Dataset excerpt
--*--
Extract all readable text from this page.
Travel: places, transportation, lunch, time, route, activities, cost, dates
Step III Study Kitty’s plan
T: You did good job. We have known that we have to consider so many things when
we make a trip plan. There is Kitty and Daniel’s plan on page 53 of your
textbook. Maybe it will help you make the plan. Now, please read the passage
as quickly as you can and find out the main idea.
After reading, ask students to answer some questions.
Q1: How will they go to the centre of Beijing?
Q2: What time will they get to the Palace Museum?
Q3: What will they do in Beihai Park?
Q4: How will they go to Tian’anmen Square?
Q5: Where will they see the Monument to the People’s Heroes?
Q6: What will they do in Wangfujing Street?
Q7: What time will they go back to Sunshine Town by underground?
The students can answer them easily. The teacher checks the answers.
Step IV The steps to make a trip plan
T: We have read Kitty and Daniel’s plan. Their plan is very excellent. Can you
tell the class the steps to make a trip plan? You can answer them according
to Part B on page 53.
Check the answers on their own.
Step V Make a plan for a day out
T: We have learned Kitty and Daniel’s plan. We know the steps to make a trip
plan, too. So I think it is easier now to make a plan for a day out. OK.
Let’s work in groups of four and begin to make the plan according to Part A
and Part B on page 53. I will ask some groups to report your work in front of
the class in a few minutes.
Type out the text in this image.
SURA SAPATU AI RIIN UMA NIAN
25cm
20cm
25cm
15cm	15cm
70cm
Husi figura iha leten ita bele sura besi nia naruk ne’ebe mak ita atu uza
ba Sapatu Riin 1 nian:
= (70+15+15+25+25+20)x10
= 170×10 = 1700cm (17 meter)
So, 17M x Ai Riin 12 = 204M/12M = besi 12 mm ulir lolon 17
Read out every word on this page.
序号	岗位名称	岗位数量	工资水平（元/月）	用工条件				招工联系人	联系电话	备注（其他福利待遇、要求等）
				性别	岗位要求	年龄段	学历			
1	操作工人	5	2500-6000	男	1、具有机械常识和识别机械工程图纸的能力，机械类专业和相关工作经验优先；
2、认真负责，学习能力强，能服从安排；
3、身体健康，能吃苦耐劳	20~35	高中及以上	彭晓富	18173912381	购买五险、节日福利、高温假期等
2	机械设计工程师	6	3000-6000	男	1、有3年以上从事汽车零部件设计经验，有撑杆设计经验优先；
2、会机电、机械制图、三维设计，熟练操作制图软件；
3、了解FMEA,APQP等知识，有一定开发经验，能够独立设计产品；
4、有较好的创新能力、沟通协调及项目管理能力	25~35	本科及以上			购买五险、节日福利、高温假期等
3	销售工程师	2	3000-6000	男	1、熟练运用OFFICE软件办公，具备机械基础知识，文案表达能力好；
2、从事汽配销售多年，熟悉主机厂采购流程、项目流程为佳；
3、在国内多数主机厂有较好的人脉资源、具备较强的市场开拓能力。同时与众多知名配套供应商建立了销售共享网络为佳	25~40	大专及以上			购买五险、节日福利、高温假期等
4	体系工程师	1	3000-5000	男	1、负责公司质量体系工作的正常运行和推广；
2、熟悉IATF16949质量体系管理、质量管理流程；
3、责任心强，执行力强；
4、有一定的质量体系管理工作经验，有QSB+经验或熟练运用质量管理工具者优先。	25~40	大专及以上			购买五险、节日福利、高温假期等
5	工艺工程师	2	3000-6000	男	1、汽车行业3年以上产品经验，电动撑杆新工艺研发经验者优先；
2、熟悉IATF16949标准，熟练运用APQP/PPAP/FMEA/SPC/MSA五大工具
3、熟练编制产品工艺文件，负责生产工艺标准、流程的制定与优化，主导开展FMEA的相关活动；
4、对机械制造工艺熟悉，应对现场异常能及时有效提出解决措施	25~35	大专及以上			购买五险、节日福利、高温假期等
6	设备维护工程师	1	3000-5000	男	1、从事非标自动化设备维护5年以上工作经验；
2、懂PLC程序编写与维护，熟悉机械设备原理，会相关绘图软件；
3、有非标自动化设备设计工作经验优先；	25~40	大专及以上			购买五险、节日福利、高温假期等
--*--
• _Stated task_
Find the line with "Read out every word on this page." in the listing above, then write out that line and each remaining line exactly, with no other text.

• _Solution to the problem_
Read out every word on this page.
序号	岗位名称	岗位数量	工资水平（元/月）	用工条件				招工联系人	联系电话	备注（其他福利待遇、要求等）
				性别	岗位要求	年龄段	学历			
1	操作工人	5	2500-6000	男	1、具有机械常识和识别机械工程图纸的能力，机械类专业和相关工作经验优先；
2、认真负责，学习能力强，能服从安排；
3、身体健康，能吃苦耐劳	20~35	高中及以上	彭晓富	18173912381	购买五险、节日福利、高温假期等
2	机械设计工程师	6	3000-6000	男	1、有3年以上从事汽车零部件设计经验，有撑杆设计经验优先；
2、会机电、机械制图、三维设计，熟练操作制图软件；
3、了解FMEA,APQP等知识，有一定开发经验，能够独立设计产品；
4、有较好的创新能力、沟通协调及项目管理能力	25~35	本科及以上			购买五险、节日福利、高温假期等
3	销售工程师	2	3000-6000	男	1、熟练运用OFFICE软件办公，具备机械基础知识，文案表达能力好；
2、从事汽配销售多年，熟悉主机厂采购流程、项目流程为佳；
3、在国内多数主机厂有较好的人脉资源、具备较强的市场开拓能力。同时与众多知名配套供应商建立了销售共享网络为佳	25~40	大专及以上			购买五险、节日福利、高温假期等
4	体系工程师	1	3000-5000	男	1、负责公司质量体系工作的正常运行和推广；
2、熟悉IATF16949质量体系管理、质量管理流程；
3、责任心强，执行力强；
4、有一定的质量体系管理工作经验，有QSB+经验或熟练运用质量管理工具者优先。	25~40	大专及以上			购买五险、节日福利、高温假期等
5	工艺工程师	2	3000-6000	男	1、汽车行业3年以上产品经验，电动撑杆新工艺研发经验者优先；
2、熟悉IATF16949标准，熟练运用APQP/PPAP/FMEA/SPC/MSA五大工具
3、熟练编制产品工艺文件，负责生产工艺标准、流程的制定与优化，主导开展FMEA的相关活动；
4、对机械制造工艺熟悉，应对现场异常能及时有效提出解决措施	25~35	大专及以上			购买五险、节日福利、高温假期等
6	设备维护工程师	1	3000-5000	男	1、从事非标自动化设备维护5年以上工作经验；
2、懂PLC程序编写与维护，熟悉机械设备原理，会相关绘图软件；
3、有非标自动化设备设计工作经验优先；	25~40	大专及以上			购买五险、节日福利、高温假期等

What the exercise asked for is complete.